Exercise goal.
From the entries below, copy every line that holds the word "What".
-- Data lines start --
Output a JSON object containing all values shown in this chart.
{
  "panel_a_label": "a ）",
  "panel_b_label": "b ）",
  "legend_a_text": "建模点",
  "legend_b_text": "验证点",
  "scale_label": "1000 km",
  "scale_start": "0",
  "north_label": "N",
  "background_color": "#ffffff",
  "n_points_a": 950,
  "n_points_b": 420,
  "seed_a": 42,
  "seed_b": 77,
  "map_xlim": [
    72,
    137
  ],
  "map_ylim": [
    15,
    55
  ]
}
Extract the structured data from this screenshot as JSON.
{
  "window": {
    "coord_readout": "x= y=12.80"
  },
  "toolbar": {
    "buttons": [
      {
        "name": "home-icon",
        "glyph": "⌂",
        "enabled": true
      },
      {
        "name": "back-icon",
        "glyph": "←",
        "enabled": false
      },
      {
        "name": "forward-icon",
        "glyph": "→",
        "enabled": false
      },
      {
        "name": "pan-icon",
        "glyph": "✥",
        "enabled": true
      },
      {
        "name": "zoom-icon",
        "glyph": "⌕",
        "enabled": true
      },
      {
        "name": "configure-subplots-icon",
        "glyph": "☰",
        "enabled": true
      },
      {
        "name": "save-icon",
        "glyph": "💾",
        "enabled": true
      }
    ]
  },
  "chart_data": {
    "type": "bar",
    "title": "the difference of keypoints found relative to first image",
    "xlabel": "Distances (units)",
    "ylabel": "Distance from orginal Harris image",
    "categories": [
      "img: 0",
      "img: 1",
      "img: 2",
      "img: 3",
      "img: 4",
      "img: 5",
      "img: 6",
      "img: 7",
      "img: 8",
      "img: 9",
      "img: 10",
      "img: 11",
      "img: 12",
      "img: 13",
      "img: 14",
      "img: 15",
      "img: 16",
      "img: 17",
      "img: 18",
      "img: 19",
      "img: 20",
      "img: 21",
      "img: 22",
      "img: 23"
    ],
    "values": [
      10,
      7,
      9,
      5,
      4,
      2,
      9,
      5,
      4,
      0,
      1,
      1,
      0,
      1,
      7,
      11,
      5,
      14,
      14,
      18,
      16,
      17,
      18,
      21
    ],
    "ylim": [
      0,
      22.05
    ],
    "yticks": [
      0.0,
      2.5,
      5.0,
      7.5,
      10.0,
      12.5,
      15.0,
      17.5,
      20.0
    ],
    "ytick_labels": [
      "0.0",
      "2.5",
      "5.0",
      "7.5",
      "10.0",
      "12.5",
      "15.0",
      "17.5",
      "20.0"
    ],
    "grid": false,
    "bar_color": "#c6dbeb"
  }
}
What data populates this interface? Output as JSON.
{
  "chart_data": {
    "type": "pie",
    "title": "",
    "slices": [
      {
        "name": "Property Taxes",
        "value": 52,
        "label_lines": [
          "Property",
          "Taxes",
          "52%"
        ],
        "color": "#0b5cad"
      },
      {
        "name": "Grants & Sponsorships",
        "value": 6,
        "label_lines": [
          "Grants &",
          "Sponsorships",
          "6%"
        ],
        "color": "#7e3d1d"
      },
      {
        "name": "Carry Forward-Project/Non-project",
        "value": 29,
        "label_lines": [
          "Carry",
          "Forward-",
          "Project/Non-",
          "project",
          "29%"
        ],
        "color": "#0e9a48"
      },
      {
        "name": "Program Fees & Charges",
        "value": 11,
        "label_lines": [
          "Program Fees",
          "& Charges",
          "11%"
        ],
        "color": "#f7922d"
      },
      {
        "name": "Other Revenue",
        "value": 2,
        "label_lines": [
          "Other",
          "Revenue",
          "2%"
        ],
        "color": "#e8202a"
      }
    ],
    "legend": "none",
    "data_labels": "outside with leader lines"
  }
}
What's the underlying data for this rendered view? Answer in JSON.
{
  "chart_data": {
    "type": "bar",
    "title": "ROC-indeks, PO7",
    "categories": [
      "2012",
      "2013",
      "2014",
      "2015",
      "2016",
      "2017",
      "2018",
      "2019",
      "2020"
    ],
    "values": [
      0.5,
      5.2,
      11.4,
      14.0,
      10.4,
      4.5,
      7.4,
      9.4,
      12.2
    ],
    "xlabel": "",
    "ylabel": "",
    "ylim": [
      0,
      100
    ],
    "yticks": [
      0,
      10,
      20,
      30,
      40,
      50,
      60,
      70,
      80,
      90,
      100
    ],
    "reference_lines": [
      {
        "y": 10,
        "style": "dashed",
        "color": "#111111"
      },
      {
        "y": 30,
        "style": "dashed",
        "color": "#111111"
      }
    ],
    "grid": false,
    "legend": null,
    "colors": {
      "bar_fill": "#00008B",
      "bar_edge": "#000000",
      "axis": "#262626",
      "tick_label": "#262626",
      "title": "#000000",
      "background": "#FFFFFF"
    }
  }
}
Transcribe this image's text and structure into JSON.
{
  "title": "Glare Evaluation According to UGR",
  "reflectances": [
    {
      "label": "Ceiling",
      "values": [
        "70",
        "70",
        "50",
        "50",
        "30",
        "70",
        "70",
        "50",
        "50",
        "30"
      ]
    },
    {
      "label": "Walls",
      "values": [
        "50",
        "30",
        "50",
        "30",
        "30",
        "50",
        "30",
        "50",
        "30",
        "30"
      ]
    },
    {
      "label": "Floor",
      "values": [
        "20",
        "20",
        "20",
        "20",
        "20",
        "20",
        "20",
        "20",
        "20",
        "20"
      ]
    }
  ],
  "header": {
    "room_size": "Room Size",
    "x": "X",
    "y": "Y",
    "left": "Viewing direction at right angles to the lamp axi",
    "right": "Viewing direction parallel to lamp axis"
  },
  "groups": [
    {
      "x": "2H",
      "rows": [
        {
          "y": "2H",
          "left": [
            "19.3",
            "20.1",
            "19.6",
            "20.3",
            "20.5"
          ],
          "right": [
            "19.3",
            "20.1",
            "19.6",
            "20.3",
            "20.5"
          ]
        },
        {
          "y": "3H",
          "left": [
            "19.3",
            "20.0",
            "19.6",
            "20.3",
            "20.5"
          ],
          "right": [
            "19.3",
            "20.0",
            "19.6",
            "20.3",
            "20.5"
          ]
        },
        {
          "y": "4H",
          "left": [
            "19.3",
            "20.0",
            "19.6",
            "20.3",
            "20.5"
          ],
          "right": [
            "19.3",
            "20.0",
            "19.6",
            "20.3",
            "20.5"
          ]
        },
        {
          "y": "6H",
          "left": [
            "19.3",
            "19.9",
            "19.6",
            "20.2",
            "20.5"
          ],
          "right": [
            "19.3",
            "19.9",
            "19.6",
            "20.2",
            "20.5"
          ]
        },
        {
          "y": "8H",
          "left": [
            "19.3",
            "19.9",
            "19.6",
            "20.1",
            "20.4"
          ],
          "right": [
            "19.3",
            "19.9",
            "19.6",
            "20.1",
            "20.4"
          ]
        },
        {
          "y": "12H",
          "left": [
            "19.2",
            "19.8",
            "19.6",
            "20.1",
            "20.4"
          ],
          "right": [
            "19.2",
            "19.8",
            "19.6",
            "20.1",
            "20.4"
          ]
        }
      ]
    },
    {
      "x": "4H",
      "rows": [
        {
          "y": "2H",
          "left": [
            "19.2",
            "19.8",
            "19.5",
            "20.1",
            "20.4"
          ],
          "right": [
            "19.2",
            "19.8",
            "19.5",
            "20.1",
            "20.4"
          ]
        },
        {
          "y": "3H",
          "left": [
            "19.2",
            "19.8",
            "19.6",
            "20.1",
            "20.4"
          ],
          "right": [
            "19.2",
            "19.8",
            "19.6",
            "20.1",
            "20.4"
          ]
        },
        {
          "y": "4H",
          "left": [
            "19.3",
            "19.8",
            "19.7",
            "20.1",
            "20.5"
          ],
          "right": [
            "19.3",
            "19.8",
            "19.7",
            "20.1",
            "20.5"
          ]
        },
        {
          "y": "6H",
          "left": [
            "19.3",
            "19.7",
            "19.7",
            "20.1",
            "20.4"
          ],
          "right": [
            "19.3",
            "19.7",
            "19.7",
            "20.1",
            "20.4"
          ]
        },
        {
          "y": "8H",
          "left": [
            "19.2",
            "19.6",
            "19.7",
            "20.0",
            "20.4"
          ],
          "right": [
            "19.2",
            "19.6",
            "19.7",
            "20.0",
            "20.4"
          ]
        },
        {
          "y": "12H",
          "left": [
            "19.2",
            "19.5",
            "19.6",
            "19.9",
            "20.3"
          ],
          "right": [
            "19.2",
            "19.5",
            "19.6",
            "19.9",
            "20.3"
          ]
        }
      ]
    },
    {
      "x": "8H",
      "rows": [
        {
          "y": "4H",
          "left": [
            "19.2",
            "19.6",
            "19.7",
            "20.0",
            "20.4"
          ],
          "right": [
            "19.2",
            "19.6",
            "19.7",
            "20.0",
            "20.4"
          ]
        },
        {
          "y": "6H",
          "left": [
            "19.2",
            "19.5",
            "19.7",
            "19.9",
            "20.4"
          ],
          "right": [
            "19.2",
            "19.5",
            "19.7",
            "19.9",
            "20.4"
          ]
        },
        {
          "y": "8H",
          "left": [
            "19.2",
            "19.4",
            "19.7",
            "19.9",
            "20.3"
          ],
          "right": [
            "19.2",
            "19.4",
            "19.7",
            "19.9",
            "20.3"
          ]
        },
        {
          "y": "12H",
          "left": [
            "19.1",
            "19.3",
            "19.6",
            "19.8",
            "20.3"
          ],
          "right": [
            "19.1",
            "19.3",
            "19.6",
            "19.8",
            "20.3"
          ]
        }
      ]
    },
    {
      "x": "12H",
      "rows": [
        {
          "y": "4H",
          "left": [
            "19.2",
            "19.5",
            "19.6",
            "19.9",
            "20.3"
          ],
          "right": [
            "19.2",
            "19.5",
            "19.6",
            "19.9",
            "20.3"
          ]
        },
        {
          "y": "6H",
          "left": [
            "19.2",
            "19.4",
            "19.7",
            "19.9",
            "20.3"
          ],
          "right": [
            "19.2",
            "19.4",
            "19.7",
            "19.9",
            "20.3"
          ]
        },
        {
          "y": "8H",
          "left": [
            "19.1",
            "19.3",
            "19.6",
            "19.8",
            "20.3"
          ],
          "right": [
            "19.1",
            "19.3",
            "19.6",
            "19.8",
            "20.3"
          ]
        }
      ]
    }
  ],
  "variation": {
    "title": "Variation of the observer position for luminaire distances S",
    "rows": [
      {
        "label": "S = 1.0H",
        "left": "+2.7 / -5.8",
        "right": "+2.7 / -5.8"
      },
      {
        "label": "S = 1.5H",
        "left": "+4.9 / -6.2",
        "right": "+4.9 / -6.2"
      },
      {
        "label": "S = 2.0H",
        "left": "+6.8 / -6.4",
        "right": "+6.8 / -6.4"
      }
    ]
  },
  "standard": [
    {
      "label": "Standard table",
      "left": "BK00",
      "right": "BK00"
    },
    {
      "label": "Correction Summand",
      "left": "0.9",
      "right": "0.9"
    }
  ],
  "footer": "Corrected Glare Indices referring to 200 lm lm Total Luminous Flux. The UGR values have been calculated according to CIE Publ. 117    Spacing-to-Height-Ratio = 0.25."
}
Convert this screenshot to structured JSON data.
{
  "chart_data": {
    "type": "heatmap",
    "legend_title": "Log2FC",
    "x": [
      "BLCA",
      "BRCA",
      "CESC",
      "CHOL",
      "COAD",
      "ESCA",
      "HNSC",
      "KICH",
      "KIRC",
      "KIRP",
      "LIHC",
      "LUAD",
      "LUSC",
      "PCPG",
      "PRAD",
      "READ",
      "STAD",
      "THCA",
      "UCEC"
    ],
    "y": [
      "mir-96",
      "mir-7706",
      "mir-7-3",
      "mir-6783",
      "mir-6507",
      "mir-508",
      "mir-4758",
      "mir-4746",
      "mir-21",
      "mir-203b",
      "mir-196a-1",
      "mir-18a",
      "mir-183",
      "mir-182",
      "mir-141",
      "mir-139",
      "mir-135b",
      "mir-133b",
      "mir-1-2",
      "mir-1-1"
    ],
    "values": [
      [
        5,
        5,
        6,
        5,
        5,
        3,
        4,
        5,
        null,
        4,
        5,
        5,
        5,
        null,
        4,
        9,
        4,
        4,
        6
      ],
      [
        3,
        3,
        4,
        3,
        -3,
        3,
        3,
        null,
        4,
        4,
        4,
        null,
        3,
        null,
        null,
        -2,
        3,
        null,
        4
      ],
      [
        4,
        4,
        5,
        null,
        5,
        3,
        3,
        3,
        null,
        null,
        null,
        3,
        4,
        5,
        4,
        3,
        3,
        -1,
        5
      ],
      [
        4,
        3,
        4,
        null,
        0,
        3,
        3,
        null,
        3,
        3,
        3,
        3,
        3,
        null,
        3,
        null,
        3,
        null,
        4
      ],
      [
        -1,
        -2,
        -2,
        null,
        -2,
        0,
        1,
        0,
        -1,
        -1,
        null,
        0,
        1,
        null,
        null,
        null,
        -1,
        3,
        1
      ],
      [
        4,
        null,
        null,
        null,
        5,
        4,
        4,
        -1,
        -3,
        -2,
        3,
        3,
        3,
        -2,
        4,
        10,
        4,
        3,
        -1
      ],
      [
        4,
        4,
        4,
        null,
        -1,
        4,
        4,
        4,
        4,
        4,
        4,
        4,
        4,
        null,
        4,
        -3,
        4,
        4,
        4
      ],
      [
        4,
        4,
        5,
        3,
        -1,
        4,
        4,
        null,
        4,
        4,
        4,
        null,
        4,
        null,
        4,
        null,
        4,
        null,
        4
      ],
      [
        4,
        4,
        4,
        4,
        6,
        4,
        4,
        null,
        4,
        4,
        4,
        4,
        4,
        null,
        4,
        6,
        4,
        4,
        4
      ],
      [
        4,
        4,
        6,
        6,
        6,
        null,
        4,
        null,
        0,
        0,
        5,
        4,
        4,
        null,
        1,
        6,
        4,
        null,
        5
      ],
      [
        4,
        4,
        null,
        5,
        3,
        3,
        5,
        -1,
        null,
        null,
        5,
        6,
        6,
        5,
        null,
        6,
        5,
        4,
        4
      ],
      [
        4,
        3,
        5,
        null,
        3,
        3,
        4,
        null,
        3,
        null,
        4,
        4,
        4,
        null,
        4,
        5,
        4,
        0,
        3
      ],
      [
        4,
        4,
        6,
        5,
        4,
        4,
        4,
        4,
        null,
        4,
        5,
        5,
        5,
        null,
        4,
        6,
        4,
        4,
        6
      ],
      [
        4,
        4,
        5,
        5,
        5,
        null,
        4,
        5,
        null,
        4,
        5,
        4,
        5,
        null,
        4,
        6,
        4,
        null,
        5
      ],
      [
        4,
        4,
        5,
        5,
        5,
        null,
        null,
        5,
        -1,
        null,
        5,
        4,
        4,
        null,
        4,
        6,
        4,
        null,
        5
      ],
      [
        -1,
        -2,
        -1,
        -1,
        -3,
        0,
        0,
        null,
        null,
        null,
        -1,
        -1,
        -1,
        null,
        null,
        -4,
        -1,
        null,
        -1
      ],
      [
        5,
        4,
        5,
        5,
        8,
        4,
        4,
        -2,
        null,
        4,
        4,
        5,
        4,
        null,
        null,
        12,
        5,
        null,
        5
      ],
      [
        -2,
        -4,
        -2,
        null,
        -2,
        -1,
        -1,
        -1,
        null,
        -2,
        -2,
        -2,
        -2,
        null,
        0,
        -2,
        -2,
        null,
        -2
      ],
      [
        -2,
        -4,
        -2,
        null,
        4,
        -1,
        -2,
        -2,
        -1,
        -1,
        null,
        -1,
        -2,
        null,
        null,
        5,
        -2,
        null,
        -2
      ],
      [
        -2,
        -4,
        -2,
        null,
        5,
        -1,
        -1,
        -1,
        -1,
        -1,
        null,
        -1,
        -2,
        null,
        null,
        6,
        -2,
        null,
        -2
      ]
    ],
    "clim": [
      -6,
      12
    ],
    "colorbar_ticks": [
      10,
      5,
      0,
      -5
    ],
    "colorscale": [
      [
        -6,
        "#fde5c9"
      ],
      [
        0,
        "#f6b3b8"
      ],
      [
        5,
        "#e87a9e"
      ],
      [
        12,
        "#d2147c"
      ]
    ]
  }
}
-- Data lines end --
Answer for the task.
What data populates this interface? Output as JSON.
What's the underlying data for this rendered view? Answer in JSON.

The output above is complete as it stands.